(Recorded data)

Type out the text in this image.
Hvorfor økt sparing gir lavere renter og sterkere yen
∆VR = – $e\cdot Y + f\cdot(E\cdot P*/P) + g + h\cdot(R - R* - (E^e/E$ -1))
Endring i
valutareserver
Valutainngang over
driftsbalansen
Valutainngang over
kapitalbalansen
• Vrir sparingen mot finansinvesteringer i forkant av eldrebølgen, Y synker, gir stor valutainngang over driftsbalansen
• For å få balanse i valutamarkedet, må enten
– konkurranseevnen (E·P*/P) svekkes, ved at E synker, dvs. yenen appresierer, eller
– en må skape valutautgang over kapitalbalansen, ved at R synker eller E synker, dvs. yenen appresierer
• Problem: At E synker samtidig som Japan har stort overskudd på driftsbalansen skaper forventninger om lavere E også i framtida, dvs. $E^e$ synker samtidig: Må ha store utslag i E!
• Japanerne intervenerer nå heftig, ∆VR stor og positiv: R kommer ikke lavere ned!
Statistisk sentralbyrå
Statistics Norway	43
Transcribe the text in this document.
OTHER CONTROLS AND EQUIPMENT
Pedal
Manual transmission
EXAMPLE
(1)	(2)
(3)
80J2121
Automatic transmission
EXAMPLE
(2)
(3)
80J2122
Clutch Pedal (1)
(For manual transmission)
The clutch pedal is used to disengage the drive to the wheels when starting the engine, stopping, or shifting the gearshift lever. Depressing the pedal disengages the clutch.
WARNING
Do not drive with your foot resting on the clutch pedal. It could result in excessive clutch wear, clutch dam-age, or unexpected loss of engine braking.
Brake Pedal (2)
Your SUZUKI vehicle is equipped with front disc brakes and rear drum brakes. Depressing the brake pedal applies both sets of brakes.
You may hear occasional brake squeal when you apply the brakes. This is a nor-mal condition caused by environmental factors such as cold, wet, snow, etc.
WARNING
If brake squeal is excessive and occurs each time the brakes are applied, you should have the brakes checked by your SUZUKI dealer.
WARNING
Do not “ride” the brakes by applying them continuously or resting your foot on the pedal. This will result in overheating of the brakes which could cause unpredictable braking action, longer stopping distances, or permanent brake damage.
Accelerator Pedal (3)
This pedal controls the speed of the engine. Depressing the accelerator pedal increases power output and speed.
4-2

## TASK PROMPT
Give only the number of lines in the preceding material that contain the string "when".

## TASK SOLUTION
2